▶ TASK STATEMENT
Provide only the number of lines in the records below that include "взаимодействия".

▶ DATASET CONTENT
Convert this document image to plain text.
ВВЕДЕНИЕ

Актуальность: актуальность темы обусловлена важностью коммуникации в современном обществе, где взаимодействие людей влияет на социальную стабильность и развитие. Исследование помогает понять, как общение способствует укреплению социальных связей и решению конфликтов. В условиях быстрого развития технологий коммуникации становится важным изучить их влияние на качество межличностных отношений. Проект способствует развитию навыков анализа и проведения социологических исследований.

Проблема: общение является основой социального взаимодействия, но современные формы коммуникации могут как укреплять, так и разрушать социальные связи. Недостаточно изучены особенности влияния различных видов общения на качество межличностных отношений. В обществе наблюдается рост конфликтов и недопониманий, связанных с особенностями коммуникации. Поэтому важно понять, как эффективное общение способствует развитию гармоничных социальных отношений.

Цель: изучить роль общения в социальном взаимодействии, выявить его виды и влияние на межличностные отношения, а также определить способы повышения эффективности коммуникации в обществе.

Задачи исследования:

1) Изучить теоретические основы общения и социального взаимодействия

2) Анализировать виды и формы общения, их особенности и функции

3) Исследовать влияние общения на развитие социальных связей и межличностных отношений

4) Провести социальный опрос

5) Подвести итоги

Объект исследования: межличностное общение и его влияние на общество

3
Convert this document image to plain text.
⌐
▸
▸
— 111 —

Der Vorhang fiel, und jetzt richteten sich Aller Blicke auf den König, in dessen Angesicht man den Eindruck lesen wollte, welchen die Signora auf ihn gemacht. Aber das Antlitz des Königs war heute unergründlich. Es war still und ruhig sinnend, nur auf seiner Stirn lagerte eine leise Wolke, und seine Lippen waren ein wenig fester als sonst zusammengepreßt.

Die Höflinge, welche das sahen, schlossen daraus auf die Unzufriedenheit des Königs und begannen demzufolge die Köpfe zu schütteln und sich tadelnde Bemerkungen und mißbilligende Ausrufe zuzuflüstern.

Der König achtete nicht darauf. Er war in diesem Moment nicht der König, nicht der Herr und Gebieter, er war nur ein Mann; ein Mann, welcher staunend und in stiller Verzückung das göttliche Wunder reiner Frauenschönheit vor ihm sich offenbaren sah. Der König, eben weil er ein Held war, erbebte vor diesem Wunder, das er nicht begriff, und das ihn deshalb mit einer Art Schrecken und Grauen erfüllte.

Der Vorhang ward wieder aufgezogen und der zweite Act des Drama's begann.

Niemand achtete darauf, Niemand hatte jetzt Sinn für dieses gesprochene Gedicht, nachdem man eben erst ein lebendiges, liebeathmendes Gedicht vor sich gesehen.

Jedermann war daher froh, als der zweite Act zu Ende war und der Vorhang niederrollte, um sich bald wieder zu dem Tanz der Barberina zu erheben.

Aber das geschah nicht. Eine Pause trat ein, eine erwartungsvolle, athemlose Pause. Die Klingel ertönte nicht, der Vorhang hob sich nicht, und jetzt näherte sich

▶ COMPLETE RESPONSE
2